Records for this task section start
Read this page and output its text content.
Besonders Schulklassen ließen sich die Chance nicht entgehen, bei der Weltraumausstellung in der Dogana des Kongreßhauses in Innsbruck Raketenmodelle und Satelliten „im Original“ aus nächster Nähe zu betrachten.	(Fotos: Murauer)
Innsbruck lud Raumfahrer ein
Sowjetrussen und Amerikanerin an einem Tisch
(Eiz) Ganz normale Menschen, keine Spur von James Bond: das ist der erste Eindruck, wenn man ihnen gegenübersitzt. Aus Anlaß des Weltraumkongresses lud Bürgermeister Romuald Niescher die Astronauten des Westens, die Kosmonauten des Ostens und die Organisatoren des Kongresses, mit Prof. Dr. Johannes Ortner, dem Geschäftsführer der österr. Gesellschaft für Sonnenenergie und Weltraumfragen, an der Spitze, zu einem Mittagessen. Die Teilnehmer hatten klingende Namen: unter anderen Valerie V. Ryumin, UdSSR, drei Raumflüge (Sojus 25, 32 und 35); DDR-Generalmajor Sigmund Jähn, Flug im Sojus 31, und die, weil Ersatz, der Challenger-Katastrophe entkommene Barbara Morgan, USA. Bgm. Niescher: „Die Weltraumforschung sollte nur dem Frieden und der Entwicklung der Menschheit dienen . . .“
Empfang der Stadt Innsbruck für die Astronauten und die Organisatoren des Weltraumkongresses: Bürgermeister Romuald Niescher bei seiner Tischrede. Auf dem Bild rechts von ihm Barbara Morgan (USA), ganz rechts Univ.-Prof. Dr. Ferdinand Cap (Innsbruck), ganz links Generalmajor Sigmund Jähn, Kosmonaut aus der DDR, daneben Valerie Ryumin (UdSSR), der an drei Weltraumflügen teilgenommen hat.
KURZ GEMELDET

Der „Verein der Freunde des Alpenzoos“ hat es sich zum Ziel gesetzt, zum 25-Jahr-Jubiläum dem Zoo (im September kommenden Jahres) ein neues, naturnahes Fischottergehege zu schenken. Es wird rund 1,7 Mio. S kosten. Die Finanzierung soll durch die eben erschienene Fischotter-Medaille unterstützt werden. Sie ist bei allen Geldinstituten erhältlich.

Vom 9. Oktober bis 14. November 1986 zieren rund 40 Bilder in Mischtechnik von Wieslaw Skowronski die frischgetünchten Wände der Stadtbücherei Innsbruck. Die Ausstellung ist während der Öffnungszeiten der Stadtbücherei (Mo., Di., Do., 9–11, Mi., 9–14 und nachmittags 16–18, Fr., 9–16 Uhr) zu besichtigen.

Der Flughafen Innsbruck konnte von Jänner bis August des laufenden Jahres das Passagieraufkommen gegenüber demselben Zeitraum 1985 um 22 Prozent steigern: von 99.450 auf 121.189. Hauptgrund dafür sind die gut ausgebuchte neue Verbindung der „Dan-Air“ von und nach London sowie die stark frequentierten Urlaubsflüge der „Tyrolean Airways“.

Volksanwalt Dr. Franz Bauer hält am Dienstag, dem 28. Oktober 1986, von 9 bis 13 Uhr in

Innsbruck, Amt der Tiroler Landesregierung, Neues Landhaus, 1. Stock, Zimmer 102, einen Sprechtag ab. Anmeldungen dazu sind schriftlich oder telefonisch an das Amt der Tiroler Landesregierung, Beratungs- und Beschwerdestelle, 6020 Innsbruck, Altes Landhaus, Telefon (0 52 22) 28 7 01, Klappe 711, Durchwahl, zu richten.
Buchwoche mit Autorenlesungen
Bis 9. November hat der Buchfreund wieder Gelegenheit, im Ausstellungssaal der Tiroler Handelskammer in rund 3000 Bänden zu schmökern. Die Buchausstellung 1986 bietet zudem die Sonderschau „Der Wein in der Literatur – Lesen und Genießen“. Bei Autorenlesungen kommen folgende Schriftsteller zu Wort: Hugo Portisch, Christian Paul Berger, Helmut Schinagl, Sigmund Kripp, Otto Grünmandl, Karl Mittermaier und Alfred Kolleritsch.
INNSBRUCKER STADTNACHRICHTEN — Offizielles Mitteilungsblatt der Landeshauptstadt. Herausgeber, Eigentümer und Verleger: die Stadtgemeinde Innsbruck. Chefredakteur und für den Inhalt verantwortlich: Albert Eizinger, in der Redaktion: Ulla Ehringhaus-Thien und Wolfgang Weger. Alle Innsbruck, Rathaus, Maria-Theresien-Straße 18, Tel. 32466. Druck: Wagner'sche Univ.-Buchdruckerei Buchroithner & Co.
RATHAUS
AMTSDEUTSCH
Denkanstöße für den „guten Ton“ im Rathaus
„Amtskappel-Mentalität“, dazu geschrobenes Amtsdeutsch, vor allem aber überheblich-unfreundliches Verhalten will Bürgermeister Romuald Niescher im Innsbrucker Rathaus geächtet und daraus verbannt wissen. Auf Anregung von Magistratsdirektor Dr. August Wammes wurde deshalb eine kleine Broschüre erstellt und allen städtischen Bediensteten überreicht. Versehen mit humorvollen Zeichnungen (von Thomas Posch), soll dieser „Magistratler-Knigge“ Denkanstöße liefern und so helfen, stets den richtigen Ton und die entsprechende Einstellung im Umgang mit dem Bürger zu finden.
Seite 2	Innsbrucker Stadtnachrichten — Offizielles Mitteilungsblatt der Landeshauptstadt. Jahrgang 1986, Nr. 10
Records for this task section end
◆ **Your task**: Going through the data above, count the lines where the string "Ryumin" appears, and answer with only that number.

◆ **Your solution**: 2